===== Material for the task =====

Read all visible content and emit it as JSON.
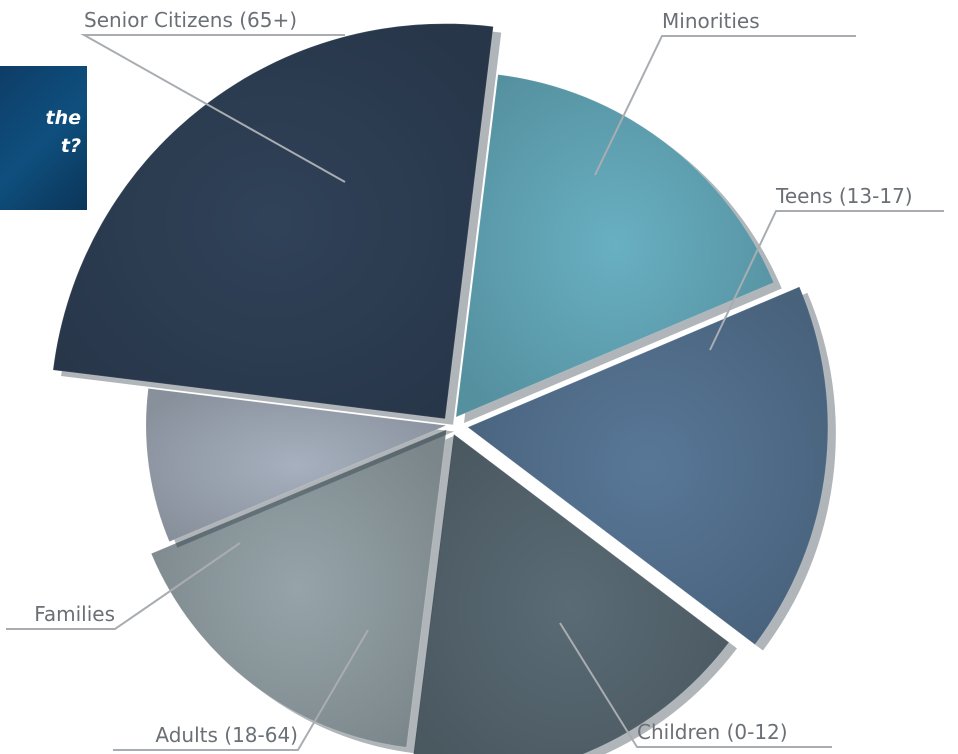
{
  "question": {
    "text": "the\nt?"
  },
  "chart_data": {
    "type": "pie",
    "title": "",
    "categories": [
      "Minorities",
      "Teens (13-17)",
      "Children (0-12)",
      "Adults (18-64)",
      "Families",
      "Senior Citizens (65+)"
    ],
    "values": [
      16.7,
      16.7,
      16.7,
      16.7,
      8.3,
      25.0
    ],
    "colors": [
      "#68b0c2",
      "#587797",
      "#5a6b75",
      "#96a4a9",
      "#a6b0be",
      "#304259"
    ],
    "legend": "none",
    "labels_style": "leader-lines"
  }
}
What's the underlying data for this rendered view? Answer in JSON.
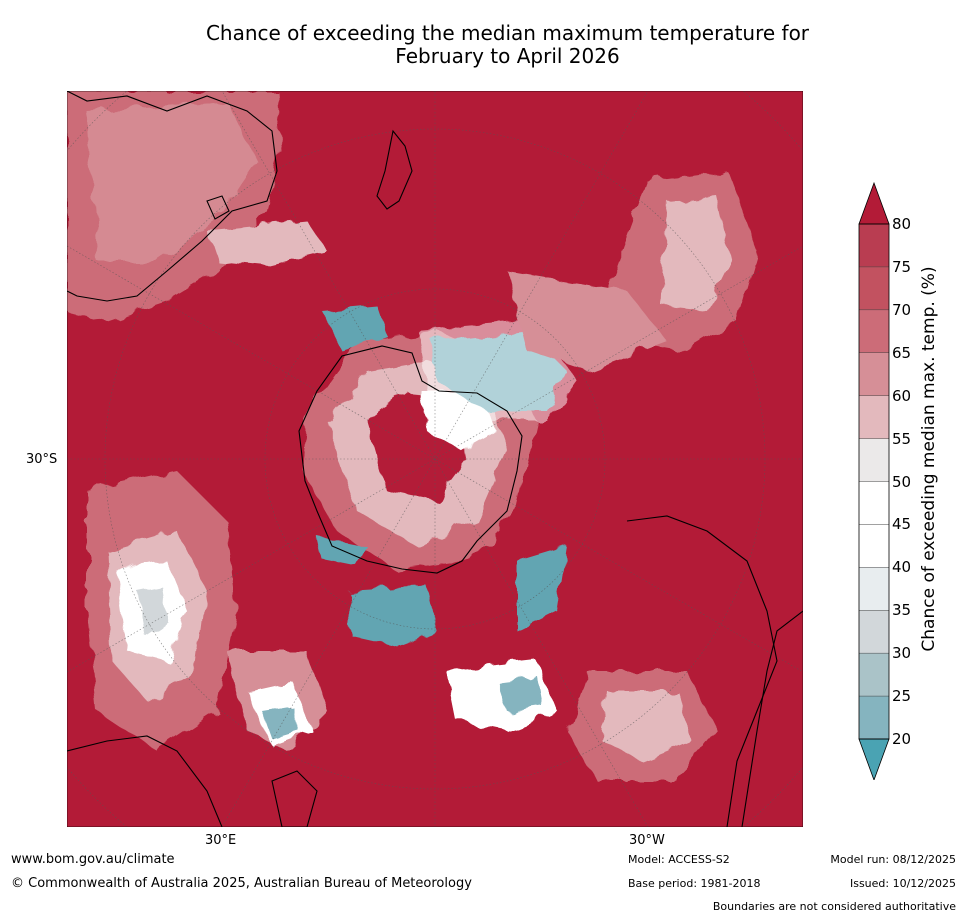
{
  "title": {
    "line1": "Chance of exceeding the median maximum temperature for",
    "line2": "February to April 2026"
  },
  "axis_labels": {
    "lat": "30°S",
    "lon_east": "30°E",
    "lon_west": "30°W"
  },
  "colorbar": {
    "title": "Chance of exceeding median max. temp. (%)",
    "ticks": [
      "80",
      "75",
      "70",
      "65",
      "60",
      "55",
      "50",
      "45",
      "40",
      "35",
      "30",
      "25",
      "20"
    ],
    "bands_top_to_bottom": [
      "#b93d51",
      "#c25260",
      "#cc6c78",
      "#d68f97",
      "#e3b9bd",
      "#ebe9e9",
      "#ffffff",
      "#ffffff",
      "#e8edef",
      "#d2d7da",
      "#aac3c8",
      "#85b4bf",
      "#62a5b2"
    ],
    "over_color": "#b31b37",
    "under_color": "#4aa3b3"
  },
  "colors": {
    "background_high": "#b31b37",
    "land_outline": "#000000",
    "grid": "#555555"
  },
  "footer": {
    "website": "www.bom.gov.au/climate",
    "copyright": "© Commonwealth of Australia 2025, Australian Bureau of Meteorology",
    "model": "Model: ACCESS-S2",
    "base_period": "Base period: 1981-2018",
    "model_run": "Model run: 08/12/2025",
    "issued": "Issued: 10/12/2025",
    "disclaimer": "Boundaries are not considered authoritative"
  }
}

=====

Sift through the entries and copy every line with "JSON".

Read all visible content and emit it as JSON.
What's the underlying data for this rendered view? Answer in JSON.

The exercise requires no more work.